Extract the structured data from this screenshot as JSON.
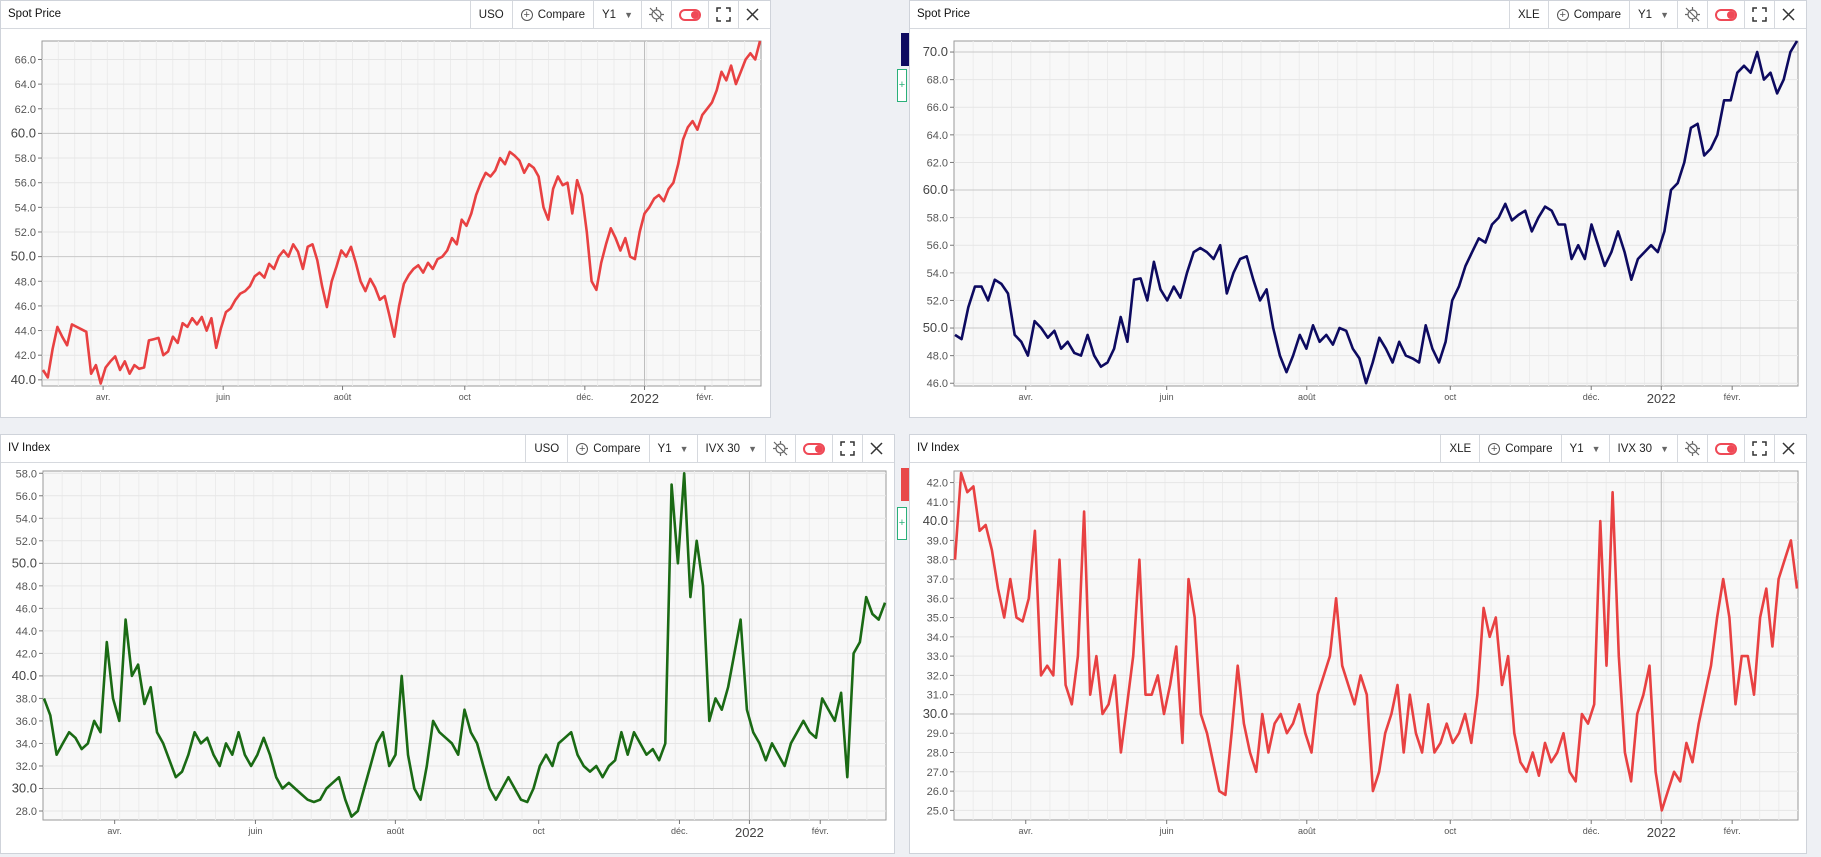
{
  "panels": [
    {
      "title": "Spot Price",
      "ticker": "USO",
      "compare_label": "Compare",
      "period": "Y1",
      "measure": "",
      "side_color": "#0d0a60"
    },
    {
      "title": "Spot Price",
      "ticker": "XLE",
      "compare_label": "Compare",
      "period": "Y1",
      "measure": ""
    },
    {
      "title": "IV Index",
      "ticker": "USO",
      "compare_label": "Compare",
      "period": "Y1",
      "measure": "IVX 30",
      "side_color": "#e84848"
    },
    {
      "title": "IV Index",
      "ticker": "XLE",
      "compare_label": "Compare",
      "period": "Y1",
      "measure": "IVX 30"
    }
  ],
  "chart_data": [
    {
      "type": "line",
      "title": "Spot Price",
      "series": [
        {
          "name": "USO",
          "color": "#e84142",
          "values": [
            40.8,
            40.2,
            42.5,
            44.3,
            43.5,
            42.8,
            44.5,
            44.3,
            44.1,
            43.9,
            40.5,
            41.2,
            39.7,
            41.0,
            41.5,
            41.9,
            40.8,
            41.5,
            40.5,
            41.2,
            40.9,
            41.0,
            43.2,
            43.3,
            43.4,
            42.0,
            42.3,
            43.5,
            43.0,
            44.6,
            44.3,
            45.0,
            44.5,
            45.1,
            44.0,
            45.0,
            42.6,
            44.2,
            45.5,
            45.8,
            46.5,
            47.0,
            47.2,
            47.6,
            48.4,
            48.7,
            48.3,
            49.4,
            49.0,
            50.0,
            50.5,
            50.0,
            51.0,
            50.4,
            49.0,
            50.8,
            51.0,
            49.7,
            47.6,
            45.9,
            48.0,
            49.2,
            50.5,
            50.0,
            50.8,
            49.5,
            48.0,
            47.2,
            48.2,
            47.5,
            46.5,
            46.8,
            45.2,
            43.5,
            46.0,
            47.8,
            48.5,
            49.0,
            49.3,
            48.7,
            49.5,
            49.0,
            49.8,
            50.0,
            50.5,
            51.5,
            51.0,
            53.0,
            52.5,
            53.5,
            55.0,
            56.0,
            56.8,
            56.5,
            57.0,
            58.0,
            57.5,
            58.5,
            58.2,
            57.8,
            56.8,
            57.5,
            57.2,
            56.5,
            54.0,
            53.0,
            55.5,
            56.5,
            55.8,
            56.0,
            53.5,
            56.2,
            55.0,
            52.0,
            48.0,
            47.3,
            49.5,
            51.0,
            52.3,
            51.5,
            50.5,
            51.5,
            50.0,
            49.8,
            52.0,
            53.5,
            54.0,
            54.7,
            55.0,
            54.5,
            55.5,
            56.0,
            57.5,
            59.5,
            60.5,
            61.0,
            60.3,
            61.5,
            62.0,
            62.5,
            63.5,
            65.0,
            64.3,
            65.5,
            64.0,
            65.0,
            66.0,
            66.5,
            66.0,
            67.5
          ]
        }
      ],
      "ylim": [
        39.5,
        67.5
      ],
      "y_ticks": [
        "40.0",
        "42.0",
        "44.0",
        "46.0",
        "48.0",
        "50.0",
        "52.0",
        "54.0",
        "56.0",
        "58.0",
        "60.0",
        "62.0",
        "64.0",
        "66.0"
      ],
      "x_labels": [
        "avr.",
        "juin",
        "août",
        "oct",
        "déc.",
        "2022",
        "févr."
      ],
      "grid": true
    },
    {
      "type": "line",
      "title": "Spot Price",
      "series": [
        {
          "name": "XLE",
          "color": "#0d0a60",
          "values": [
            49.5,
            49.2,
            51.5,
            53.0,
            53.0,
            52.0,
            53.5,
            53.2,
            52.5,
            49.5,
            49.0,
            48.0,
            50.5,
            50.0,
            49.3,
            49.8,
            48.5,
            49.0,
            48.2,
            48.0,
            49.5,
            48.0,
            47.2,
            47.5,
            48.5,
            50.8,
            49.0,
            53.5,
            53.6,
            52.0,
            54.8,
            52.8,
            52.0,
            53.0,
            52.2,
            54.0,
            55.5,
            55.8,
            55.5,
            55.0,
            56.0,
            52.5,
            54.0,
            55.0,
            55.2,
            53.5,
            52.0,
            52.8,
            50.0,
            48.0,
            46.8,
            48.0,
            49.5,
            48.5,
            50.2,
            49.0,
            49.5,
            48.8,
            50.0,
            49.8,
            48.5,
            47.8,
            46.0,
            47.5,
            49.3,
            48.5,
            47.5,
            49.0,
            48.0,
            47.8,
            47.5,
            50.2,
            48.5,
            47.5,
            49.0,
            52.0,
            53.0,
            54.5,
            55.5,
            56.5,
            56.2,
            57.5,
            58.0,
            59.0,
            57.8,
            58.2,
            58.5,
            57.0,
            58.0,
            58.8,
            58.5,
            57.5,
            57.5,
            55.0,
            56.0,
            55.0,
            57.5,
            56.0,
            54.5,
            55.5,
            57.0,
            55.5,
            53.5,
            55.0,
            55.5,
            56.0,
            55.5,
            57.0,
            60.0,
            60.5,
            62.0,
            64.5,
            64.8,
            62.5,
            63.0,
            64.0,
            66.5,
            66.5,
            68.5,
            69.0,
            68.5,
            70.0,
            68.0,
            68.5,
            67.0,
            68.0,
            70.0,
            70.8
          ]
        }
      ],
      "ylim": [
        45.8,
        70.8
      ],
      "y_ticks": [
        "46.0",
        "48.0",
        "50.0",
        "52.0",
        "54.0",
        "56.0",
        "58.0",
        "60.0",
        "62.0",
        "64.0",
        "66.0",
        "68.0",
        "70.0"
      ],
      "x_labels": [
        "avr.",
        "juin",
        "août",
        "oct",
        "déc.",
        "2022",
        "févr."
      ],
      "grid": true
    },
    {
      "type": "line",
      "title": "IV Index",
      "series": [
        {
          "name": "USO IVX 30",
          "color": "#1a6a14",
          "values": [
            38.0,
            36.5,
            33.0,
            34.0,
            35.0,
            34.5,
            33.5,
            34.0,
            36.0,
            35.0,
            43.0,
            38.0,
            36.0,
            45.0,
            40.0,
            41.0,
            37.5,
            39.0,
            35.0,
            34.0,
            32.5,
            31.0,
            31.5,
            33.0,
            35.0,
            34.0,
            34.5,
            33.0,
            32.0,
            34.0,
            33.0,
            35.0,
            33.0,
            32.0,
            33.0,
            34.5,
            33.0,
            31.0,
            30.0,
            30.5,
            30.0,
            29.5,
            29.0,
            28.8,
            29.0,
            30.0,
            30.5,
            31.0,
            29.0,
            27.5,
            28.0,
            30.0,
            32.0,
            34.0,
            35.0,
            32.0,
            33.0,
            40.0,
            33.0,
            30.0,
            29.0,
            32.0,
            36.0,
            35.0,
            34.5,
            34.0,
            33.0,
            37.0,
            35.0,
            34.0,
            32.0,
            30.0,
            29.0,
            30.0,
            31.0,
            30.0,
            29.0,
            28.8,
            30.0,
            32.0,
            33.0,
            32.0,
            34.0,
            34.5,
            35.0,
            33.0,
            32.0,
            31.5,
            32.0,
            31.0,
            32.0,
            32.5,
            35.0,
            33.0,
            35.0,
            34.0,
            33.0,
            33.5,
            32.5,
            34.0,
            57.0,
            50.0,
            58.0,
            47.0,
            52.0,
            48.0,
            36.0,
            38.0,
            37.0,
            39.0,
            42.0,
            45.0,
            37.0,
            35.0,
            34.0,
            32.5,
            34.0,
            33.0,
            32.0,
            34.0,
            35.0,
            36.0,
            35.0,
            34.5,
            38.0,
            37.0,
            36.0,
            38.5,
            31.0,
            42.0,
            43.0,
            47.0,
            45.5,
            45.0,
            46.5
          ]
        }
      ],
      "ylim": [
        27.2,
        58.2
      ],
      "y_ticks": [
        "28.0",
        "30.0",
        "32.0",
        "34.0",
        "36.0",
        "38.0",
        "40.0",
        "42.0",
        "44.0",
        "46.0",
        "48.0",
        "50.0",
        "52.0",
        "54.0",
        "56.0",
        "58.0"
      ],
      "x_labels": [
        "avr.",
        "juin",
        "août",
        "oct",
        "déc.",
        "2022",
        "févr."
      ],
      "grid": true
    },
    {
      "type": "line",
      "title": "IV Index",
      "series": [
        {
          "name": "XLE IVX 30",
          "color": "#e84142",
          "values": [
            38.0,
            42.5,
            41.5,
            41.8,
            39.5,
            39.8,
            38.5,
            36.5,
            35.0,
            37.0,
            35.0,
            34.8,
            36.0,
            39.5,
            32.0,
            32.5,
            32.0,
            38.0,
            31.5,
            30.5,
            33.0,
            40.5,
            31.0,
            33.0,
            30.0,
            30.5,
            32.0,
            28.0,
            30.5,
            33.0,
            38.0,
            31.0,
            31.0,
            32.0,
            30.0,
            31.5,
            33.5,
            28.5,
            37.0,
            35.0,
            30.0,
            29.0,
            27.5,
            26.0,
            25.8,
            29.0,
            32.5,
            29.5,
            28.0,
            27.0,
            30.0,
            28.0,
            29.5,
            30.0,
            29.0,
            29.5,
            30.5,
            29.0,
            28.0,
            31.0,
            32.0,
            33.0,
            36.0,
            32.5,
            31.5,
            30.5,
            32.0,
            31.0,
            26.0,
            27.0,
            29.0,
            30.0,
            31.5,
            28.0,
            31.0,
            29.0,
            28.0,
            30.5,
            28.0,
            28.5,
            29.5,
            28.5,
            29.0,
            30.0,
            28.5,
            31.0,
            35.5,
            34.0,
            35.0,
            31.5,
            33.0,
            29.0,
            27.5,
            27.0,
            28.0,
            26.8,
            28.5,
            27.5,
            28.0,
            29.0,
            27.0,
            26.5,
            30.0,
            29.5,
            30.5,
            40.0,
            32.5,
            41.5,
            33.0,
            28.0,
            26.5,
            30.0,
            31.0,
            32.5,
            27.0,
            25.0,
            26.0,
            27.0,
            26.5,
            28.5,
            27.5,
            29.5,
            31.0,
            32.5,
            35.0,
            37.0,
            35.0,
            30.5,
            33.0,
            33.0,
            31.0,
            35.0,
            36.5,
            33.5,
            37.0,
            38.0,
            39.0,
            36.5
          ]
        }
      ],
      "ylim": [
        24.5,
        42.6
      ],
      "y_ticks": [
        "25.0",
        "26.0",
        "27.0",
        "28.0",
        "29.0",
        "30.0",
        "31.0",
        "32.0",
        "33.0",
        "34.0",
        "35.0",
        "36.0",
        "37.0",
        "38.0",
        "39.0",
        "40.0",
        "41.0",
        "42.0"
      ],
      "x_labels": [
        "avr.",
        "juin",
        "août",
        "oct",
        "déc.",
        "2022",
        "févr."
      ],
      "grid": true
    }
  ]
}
_ _ _ _ _
▸ Given request
From the records above, pull out every line containing the word "measure".

▸ Exercise solution
      "measure": "",
      "measure": ""
      "measure": "IVX 30",
      "measure": "IVX 30"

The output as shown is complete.